What this task involves:
All entries must be extracted exactly, with nothing added or dropped.

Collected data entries
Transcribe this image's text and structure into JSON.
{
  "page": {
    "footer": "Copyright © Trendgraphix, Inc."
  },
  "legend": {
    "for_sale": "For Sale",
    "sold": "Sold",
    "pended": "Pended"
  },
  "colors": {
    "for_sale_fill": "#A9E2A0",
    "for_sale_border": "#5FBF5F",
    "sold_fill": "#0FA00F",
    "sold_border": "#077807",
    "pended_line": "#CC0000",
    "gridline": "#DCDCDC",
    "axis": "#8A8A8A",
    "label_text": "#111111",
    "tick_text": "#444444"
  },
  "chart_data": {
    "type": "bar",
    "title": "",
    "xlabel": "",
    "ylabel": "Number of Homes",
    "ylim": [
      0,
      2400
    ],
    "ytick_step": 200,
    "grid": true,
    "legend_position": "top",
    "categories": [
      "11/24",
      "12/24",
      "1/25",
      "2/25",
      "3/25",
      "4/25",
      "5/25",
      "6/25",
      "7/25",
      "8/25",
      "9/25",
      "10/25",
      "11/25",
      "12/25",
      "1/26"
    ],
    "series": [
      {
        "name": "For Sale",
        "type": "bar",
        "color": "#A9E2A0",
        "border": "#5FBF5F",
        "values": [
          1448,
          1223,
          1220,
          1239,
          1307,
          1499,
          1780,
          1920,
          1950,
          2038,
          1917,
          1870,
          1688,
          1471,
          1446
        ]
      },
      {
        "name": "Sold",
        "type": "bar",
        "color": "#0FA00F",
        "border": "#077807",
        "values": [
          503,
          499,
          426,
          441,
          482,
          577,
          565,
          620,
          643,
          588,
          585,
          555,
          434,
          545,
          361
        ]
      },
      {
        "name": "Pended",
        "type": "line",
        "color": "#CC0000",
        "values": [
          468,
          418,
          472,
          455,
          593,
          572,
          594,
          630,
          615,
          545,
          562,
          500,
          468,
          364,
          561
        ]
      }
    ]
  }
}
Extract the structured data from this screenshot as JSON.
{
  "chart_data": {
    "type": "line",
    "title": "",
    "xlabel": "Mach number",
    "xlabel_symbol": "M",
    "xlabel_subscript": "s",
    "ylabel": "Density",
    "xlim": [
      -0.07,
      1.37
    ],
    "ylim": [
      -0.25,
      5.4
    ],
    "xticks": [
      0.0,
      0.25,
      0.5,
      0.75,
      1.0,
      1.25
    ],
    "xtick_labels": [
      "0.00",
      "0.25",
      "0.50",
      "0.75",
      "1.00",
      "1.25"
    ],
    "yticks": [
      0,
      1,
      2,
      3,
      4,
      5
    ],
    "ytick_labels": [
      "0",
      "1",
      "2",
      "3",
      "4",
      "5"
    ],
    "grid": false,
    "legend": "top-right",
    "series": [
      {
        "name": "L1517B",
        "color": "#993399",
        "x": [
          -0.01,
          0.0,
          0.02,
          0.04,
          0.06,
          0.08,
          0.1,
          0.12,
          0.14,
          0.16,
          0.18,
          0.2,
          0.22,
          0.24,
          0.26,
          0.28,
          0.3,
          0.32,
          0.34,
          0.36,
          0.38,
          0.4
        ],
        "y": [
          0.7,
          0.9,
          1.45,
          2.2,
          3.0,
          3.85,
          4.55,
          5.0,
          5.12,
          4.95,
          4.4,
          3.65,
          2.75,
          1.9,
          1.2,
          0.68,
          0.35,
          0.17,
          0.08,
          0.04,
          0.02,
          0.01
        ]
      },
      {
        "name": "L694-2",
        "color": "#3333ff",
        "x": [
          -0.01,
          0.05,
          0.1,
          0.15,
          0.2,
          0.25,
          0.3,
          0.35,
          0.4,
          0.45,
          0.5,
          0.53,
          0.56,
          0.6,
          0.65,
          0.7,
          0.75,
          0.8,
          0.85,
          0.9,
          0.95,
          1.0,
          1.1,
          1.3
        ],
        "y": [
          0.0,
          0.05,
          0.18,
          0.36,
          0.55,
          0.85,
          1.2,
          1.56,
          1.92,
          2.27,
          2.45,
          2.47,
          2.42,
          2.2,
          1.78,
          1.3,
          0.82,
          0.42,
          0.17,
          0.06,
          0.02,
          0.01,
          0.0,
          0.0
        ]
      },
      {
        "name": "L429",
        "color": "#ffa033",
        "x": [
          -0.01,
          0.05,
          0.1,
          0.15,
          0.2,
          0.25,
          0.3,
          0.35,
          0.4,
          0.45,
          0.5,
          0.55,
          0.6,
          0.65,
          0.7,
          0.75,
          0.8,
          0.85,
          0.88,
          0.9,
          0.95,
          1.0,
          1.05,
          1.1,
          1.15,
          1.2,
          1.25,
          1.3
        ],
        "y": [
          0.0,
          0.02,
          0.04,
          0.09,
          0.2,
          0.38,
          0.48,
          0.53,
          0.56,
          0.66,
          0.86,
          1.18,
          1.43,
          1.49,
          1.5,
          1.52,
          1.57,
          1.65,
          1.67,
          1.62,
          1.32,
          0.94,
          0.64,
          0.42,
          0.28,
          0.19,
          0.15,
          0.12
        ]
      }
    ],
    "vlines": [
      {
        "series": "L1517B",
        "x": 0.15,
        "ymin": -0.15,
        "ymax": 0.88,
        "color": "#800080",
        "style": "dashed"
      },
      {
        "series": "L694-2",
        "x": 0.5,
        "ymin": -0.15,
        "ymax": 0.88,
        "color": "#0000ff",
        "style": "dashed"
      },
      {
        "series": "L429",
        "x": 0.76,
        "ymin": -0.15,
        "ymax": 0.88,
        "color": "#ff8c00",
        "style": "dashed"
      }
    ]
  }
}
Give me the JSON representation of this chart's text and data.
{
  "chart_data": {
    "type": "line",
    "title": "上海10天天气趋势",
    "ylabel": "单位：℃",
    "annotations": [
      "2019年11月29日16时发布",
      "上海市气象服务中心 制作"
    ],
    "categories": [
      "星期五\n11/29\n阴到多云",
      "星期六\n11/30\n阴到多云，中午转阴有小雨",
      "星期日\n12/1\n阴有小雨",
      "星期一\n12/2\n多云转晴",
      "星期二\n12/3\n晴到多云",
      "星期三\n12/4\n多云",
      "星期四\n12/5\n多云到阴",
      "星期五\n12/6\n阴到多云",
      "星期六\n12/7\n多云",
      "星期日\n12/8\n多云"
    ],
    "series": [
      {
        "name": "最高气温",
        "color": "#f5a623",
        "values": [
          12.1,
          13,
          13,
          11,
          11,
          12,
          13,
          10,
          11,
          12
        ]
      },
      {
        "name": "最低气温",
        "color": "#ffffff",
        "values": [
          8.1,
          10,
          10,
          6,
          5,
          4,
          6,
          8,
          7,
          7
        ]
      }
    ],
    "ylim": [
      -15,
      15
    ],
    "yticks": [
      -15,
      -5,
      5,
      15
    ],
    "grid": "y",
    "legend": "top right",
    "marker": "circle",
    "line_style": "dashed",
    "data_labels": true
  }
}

Output of the task:
Transcribe this image's text and structure into JSON.
{
  "page": {
    "footer": "Copyright © Trendgraphix, Inc."
  },
  "legend": {
    "for_sale": "For Sale",
    "sold": "Sold",
    "pended": "Pended"
  },
  "colors": {
    "for_sale_fill": "#A9E2A0",
    "for_sale_border": "#5FBF5F",
    "sold_fill": "#0FA00F",
    "sold_border": "#077807",
    "pended_line": "#CC0000",
    "gridline": "#DCDCDC",
    "axis": "#8A8A8A",
    "label_text": "#111111",
    "tick_text": "#444444"
  },
  "chart_data": {
    "type": "bar",
    "title": "",
    "xlabel": "",
    "ylabel": "Number of Homes",
    "ylim": [
      0,
      2400
    ],
    "ytick_step": 200,
    "grid": true,
    "legend_position": "top",
    "categories": [
      "11/24",
      "12/24",
      "1/25",
      "2/25",
      "3/25",
      "4/25",
      "5/25",
      "6/25",
      "7/25",
      "8/25",
      "9/25",
      "10/25",
      "11/25",
      "12/25",
      "1/26"
    ],
    "series": [
      {
        "name": "For Sale",
        "type": "bar",
        "color": "#A9E2A0",
        "border": "#5FBF5F",
        "values": [
          1448,
          1223,
          1220,
          1239,
          1307,
          1499,
          1780,
          1920,
          1950,
          2038,
          1917,
          1870,
          1688,
          1471,
          1446
        ]
      },
      {
        "name": "Sold",
        "type": "bar",
        "color": "#0FA00F",
        "border": "#077807",
        "values": [
          503,
          499,
          426,
          441,
          482,
          577,
          565,
          620,
          643,
          588,
          585,
          555,
          434,
          545,
          361
        ]
      },
      {
        "name": "Pended",
        "type": "line",
        "color": "#CC0000",
        "values": [
          468,
          418,
          472,
          455,
          593,
          572,
          594,
          630,
          615,
          545,
          562,
          500,
          468,
          364,
          561
        ]
      }
    ]
  }
}
Extract the structured data from this screenshot as JSON.
{
  "chart_data": {
    "type": "line",
    "title": "",
    "xlabel": "Mach number",
    "xlabel_symbol": "M",
    "xlabel_subscript": "s",
    "ylabel": "Density",
    "xlim": [
      -0.07,
      1.37
    ],
    "ylim": [
      -0.25,
      5.4
    ],
    "xticks": [
      0.0,
      0.25,
      0.5,
      0.75,
      1.0,
      1.25
    ],
    "xtick_labels": [
      "0.00",
      "0.25",
      "0.50",
      "0.75",
      "1.00",
      "1.25"
    ],
    "yticks": [
      0,
      1,
      2,
      3,
      4,
      5
    ],
    "ytick_labels": [
      "0",
      "1",
      "2",
      "3",
      "4",
      "5"
    ],
    "grid": false,
    "legend": "top-right",
    "series": [
      {
        "name": "L1517B",
        "color": "#993399",
        "x": [
          -0.01,
          0.0,
          0.02,
          0.04,
          0.06,
          0.08,
          0.1,
          0.12,
          0.14,
          0.16,
          0.18,
          0.2,
          0.22,
          0.24,
          0.26,
          0.28,
          0.3,
          0.32,
          0.34,
          0.36,
          0.38,
          0.4
        ],
        "y": [
          0.7,
          0.9,
          1.45,
          2.2,
          3.0,
          3.85,
          4.55,
          5.0,
          5.12,
          4.95,
          4.4,
          3.65,
          2.75,
          1.9,
          1.2,
          0.68,
          0.35,
          0.17,
          0.08,
          0.04,
          0.02,
          0.01
        ]
      },
      {
        "name": "L694-2",
        "color": "#3333ff",
        "x": [
          -0.01,
          0.05,
          0.1,
          0.15,
          0.2,
          0.25,
          0.3,
          0.35,
          0.4,
          0.45,
          0.5,
          0.53,
          0.56,
          0.6,
          0.65,
          0.7,
          0.75,
          0.8,
          0.85,
          0.9,
          0.95,
          1.0,
          1.1,
          1.3
        ],
        "y": [
          0.0,
          0.05,
          0.18,
          0.36,
          0.55,
          0.85,
          1.2,
          1.56,
          1.92,
          2.27,
          2.45,
          2.47,
          2.42,
          2.2,
          1.78,
          1.3,
          0.82,
          0.42,
          0.17,
          0.06,
          0.02,
          0.01,
          0.0,
          0.0
        ]
      },
      {
        "name": "L429",
        "color": "#ffa033",
        "x": [
          -0.01,
          0.05,
          0.1,
          0.15,
          0.2,
          0.25,
          0.3,
          0.35,
          0.4,
          0.45,
          0.5,
          0.55,
          0.6,
          0.65,
          0.7,
          0.75,
          0.8,
          0.85,
          0.88,
          0.9,
          0.95,
          1.0,
          1.05,
          1.1,
          1.15,
          1.2,
          1.25,
          1.3
        ],
        "y": [
          0.0,
          0.02,
          0.04,
          0.09,
          0.2,
          0.38,
          0.48,
          0.53,
          0.56,
          0.66,
          0.86,
          1.18,
          1.43,
          1.49,
          1.5,
          1.52,
          1.57,
          1.65,
          1.67,
          1.62,
          1.32,
          0.94,
          0.64,
          0.42,
          0.28,
          0.19,
          0.15,
          0.12
        ]
      }
    ],
    "vlines": [
      {
        "series": "L1517B",
        "x": 0.15,
        "ymin": -0.15,
        "ymax": 0.88,
        "color": "#800080",
        "style": "dashed"
      },
      {
        "series": "L694-2",
        "x": 0.5,
        "ymin": -0.15,
        "ymax": 0.88,
        "color": "#0000ff",
        "style": "dashed"
      },
      {
        "series": "L429",
        "x": 0.76,
        "ymin": -0.15,
        "ymax": 0.88,
        "color": "#ff8c00",
        "style": "dashed"
      }
    ]
  }
}
Give me the JSON representation of this chart's text and data.
{
  "chart_data": {
    "type": "line",
    "title": "上海10天天气趋势",
    "ylabel": "单位：℃",
    "annotations": [
      "2019年11月29日16时发布",
      "上海市气象服务中心 制作"
    ],
    "categories": [
      "星期五\n11/29\n阴到多云",
      "星期六\n11/30\n阴到多云，中午转阴有小雨",
      "星期日\n12/1\n阴有小雨",
      "星期一\n12/2\n多云转晴",
      "星期二\n12/3\n晴到多云",
      "星期三\n12/4\n多云",
      "星期四\n12/5\n多云到阴",
      "星期五\n12/6\n阴到多云",
      "星期六\n12/7\n多云",
      "星期日\n12/8\n多云"
    ],
    "series": [
      {
        "name": "最高气温",
        "color": "#f5a623",
        "values": [
          12.1,
          13,
          13,
          11,
          11,
          12,
          13,
          10,
          11,
          12
        ]
      },
      {
        "name": "最低气温",
        "color": "#ffffff",
        "values": [
          8.1,
          10,
          10,
          6,
          5,
          4,
          6,
          8,
          7,
          7
        ]
      }
    ],
    "ylim": [
      -15,
      15
    ],
    "yticks": [
      -15,
      -5,
      5,
      15
    ],
    "grid": "y",
    "legend": "top right",
    "marker": "circle",
    "line_style": "dashed",
    "data_labels": true
  }
}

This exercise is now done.